Stated task:
Go through the entries below and count the lines holding the word "deaths". Reply with only the number, please.

Figure data in JSON:

====================

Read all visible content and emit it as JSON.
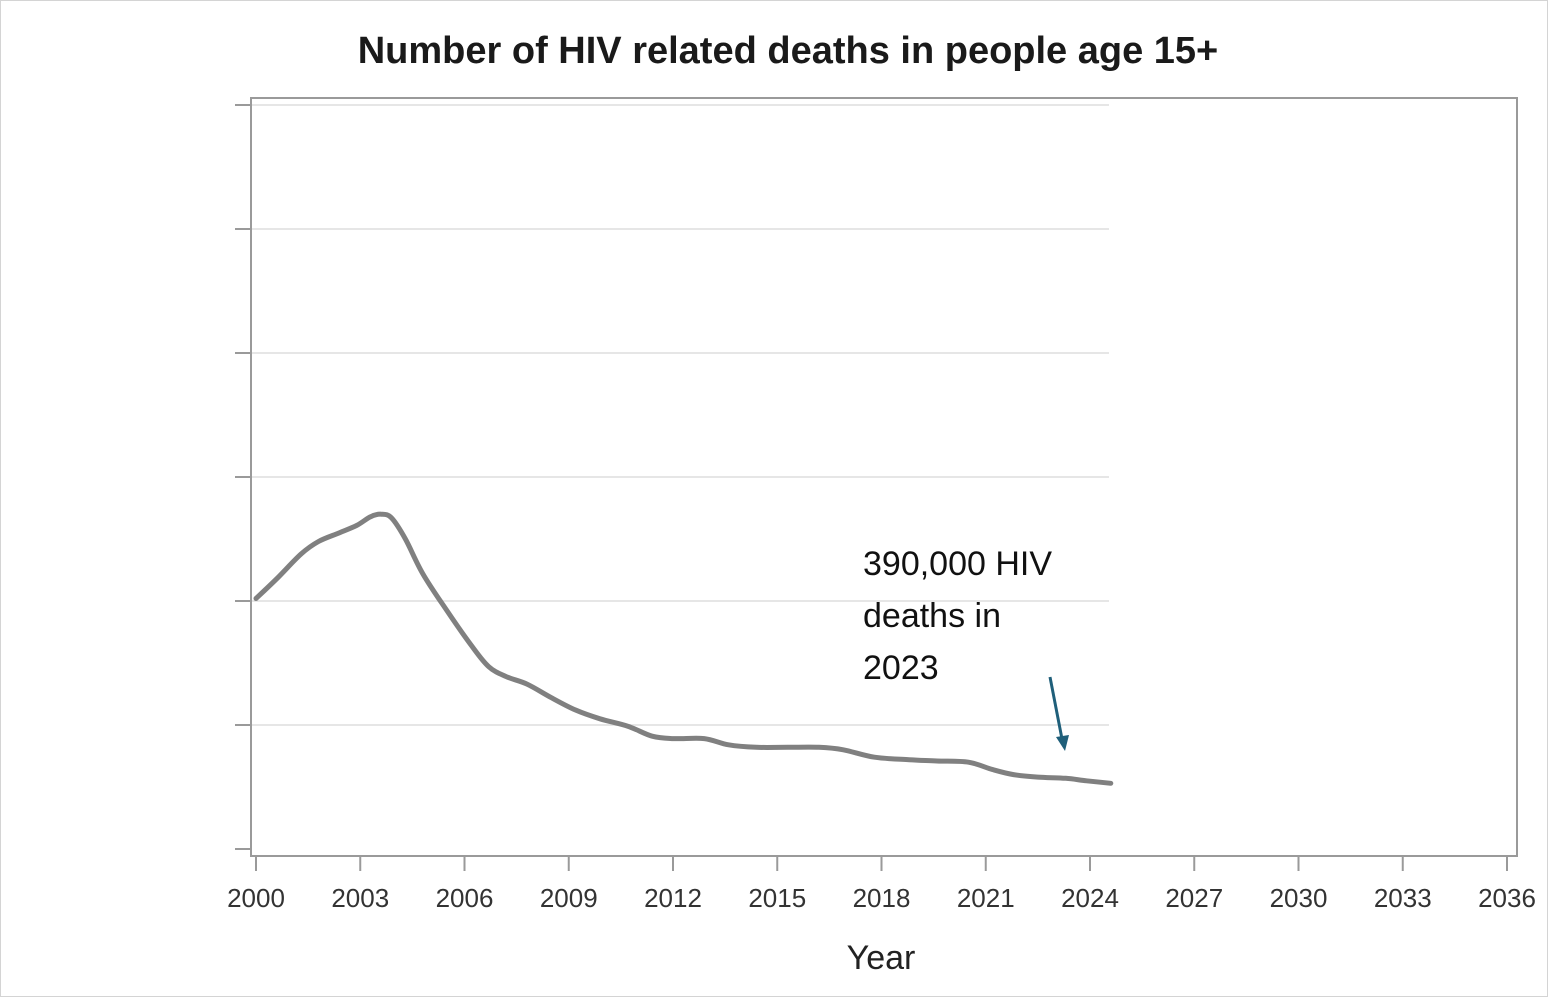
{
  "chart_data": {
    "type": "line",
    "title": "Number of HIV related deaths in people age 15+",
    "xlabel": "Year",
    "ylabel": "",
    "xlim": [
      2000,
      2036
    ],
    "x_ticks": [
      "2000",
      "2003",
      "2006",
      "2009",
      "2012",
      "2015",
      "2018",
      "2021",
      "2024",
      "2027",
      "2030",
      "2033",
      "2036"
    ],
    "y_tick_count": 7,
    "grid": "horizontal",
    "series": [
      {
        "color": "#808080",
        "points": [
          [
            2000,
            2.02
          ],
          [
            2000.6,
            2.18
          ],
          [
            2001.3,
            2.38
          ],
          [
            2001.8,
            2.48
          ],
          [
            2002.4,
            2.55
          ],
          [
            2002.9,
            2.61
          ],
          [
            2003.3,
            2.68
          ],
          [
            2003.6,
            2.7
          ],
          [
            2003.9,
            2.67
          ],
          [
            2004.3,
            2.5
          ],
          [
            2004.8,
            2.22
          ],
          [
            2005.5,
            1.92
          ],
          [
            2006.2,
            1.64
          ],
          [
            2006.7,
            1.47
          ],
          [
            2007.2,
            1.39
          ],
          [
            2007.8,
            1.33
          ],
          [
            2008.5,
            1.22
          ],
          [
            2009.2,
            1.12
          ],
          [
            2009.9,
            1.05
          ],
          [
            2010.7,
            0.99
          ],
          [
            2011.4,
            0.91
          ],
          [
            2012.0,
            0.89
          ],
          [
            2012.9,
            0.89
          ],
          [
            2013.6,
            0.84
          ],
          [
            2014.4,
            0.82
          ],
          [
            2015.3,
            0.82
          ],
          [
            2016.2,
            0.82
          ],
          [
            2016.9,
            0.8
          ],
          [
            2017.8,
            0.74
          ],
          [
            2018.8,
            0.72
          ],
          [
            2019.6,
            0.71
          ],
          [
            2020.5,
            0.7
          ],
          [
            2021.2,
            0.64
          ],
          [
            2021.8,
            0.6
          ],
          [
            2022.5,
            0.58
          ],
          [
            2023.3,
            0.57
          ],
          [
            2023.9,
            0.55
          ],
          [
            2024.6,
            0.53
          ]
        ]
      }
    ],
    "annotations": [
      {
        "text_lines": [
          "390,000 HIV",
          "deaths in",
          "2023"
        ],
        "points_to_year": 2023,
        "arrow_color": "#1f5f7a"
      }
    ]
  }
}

====================

Task output:
2